• **Text excerpt**
__________

Looters target Kosovo Serbs

A Serb house burns near Pec

Crowds of Kosovo Albanians have gone on the rampage in the capital Pristina, ransacking Serb-owned shops and businesses and testing Nato's ability to contain the situation.

Nato says 14 civilians have been killed in the city in the last 48 hours - the worst period of violence since peacekeeping troops were deployed.

Kosovo: Special Report

A BBC Correspondent in Pristina says Serb residents are in a panic after three employees were killed at the university.

Another nine bodies have been found in the city, but Nato refused to say whether they were Serbs or Kosovo Albanians.

Nato said an Italian soldier, serving with K-For, had also died after his weapon accidentally fired while he was preparing to go on patrol.

Church siege


The BBC's Andy Tighe: "Nato has appealed for calm"
In the town of Pec, K-For is planning to help evacuate more than 400 Serbs who are under siege in church buildings by armed Albanians.

Reports say scores of Serbs are sitting in packed cars outside a Serbian Orthodox monastery, waiting for a Nato escort into Montenegro.

There are also reports of Albanians burning the homes of local Serbs and Gypsies in revenge attacks in the town.

Gavrilo Gojkovic, a Serb in Pec, said Kosovo Liberation Army rebels pushed him from his home with guns and a knife at his back.

"This is Kosovo. You have no place here now," he said they told him.

__________

• **Supplied information**
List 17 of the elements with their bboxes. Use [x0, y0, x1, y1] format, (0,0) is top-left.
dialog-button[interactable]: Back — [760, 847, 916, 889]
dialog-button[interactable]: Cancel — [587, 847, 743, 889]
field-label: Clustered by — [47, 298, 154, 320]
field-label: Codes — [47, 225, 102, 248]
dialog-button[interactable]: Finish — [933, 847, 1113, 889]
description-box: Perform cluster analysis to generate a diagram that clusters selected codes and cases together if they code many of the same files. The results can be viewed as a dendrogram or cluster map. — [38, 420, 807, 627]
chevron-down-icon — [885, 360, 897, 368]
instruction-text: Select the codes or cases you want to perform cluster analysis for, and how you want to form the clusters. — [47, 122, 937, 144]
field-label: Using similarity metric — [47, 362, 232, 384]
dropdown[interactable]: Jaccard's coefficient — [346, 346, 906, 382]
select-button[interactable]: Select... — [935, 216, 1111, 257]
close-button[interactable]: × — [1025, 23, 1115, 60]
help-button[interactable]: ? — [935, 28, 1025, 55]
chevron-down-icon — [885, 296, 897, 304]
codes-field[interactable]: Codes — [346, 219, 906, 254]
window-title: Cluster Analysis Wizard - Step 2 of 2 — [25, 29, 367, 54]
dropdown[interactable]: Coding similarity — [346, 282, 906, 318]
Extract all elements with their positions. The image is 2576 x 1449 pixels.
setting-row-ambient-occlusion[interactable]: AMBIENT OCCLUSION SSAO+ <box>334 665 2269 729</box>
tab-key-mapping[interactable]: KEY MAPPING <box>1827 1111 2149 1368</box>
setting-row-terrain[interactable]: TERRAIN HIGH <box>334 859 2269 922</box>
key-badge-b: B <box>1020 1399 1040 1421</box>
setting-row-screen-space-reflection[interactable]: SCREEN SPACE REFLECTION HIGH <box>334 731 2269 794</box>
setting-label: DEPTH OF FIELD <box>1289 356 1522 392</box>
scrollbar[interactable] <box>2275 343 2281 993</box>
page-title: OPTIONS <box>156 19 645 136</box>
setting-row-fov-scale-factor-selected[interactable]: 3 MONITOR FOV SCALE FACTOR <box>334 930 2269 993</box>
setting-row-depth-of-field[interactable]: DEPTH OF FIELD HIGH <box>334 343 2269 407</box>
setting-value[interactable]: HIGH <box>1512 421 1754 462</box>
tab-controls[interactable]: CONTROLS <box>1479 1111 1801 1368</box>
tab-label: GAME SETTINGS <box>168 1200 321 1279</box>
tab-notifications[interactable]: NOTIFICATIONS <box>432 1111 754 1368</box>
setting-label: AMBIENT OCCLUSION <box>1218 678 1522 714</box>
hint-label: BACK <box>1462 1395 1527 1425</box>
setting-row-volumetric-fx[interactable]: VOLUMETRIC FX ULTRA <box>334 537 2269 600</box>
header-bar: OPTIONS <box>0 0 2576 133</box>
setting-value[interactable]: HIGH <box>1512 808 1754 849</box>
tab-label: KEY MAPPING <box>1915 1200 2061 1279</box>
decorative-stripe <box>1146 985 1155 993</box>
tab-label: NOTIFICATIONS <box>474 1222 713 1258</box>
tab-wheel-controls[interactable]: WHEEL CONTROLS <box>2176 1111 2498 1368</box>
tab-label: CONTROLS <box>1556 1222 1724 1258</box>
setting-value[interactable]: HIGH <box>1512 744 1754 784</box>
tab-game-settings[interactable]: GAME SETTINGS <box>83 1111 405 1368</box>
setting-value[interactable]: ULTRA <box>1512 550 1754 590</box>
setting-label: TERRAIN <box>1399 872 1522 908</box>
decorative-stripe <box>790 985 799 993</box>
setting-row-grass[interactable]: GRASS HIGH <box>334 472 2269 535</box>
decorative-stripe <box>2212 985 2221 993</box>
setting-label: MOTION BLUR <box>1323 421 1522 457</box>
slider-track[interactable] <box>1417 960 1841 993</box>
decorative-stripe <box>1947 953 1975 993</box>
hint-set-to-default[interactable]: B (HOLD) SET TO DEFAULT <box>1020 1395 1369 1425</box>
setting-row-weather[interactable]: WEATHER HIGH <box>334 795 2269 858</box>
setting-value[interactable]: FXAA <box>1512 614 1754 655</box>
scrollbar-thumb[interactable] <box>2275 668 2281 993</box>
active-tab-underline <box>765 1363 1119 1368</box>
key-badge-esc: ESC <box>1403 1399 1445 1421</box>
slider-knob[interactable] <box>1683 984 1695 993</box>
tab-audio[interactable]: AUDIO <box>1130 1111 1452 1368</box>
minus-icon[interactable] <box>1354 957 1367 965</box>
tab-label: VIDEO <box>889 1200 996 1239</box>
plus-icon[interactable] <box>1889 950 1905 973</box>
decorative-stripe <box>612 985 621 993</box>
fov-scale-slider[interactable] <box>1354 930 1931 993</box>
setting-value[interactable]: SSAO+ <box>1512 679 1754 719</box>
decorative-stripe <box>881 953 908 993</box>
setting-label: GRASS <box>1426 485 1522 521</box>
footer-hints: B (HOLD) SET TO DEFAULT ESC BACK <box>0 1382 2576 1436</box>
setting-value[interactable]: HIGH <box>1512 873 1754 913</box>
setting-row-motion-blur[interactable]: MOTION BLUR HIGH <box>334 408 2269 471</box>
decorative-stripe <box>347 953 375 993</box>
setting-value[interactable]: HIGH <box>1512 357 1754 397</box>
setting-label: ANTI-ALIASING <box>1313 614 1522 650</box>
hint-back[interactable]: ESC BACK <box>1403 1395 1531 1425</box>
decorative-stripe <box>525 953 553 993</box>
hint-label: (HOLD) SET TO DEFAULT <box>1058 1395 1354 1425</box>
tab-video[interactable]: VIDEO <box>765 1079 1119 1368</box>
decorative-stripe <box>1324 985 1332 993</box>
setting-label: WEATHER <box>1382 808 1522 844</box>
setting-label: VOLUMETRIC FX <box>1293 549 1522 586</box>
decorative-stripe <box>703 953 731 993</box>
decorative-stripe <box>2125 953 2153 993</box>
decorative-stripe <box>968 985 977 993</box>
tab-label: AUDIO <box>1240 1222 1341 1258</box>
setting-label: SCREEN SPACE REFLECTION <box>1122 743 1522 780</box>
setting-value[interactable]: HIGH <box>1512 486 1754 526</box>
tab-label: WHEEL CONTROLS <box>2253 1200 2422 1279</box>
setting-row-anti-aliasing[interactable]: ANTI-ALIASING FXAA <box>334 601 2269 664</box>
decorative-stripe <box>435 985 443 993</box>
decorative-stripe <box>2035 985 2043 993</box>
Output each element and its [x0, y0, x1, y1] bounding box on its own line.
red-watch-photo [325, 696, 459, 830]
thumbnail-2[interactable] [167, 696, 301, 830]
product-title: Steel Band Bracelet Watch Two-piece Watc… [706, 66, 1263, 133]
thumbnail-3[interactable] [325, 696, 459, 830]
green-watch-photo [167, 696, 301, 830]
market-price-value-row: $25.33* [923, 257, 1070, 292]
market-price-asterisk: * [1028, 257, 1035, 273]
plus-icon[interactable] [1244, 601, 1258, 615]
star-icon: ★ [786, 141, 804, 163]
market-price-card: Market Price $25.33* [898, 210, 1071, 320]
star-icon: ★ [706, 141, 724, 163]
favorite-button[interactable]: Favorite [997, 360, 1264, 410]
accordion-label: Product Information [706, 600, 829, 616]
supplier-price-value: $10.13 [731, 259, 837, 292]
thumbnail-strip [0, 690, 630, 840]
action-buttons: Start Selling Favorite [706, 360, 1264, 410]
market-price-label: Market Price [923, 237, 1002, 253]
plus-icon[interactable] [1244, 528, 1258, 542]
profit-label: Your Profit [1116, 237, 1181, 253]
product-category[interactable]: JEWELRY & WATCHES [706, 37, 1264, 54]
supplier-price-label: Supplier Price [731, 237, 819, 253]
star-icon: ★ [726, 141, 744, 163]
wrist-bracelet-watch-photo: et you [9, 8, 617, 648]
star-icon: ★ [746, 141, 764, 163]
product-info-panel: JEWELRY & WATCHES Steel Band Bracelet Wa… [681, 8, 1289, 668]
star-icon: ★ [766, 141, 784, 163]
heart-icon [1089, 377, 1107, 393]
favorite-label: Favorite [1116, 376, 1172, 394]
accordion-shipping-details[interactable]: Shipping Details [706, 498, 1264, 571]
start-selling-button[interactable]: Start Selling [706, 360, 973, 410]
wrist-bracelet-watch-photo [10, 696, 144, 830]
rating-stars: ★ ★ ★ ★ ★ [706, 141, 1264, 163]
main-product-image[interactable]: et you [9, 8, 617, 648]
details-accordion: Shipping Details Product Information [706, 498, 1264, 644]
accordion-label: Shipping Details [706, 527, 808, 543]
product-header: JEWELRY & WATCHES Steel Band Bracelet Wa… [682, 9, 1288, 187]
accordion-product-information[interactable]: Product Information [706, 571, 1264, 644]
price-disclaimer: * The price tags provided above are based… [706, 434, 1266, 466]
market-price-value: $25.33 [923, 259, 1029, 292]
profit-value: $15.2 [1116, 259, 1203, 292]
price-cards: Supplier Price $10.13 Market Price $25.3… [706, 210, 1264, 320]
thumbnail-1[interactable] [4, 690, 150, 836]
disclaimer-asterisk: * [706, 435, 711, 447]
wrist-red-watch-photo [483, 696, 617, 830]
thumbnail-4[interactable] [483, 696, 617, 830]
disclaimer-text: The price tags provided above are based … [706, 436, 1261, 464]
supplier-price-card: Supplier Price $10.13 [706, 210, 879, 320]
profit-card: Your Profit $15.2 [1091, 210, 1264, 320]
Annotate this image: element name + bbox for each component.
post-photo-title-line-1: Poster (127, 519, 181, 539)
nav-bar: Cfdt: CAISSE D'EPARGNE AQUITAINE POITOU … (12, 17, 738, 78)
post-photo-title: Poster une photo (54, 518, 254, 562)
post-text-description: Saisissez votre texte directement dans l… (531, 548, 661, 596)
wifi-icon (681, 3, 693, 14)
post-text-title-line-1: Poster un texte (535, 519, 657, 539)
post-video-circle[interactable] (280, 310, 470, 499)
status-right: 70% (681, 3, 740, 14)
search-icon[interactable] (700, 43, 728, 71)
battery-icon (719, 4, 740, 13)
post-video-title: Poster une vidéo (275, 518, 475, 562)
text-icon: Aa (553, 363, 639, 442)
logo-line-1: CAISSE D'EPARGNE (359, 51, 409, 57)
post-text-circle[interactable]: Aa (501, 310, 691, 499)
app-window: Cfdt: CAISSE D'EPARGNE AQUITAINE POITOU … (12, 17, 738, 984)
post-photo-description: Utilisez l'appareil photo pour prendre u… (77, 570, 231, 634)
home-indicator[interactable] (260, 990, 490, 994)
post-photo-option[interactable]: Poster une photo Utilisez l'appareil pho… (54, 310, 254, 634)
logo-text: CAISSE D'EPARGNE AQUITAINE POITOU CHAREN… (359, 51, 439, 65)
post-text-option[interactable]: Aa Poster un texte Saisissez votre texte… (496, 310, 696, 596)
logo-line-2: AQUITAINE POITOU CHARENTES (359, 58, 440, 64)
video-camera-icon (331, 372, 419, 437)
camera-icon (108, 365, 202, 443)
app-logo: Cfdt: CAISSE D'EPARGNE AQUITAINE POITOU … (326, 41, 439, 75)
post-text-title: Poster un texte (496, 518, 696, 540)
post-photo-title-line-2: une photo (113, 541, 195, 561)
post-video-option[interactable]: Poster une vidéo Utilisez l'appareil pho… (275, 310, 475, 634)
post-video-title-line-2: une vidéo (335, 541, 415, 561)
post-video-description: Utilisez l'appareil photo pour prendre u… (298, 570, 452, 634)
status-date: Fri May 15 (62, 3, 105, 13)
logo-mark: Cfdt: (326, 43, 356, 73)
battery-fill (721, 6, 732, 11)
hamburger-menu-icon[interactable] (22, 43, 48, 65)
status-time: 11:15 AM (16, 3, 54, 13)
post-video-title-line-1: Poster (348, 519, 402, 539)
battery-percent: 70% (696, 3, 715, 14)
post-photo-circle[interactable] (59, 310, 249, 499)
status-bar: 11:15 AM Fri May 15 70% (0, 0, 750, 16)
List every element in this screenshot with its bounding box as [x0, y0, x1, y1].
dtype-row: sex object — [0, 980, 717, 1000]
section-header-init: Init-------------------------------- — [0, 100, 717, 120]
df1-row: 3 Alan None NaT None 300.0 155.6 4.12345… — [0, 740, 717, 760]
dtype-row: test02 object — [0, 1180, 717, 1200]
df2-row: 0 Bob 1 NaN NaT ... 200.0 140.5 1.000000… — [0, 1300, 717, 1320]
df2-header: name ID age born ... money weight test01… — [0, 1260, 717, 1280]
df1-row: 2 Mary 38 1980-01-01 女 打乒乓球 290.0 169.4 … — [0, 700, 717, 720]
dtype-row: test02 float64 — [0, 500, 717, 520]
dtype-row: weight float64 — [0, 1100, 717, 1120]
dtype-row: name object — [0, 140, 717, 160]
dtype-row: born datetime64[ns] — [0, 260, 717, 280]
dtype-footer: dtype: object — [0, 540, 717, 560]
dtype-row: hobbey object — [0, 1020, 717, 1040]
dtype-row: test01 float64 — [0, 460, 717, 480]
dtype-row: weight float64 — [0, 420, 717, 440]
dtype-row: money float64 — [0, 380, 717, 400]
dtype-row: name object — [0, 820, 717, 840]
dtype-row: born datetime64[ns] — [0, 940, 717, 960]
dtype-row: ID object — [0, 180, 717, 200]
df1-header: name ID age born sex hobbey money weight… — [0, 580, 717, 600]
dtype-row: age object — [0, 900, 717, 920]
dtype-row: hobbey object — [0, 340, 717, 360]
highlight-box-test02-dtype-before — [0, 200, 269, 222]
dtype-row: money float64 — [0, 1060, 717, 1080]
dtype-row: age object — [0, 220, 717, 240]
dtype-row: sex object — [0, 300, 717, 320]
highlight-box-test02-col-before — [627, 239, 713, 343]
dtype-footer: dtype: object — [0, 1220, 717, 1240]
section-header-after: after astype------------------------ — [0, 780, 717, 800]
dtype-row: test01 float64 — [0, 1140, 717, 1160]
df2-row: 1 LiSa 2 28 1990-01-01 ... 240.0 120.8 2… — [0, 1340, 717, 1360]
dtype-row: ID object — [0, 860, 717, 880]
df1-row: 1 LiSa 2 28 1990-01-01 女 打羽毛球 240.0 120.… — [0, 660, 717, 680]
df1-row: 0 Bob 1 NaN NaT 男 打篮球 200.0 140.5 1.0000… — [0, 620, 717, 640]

__________

Answer these questions about the report on looting against Kosovo Serbs:
(a) How many civilians does Nato say have been killed in Pristina in the last 48 hours?
(b) How did the Italian soldier serving with K-For die?
(c) How many Serbs in Pec is K-For planning to help evacuate?

• **Response to this task**
(a) 14 civilians.
(b) His weapon accidentally fired while he was preparing to go on patrol.
(c) More than 400 Serbs.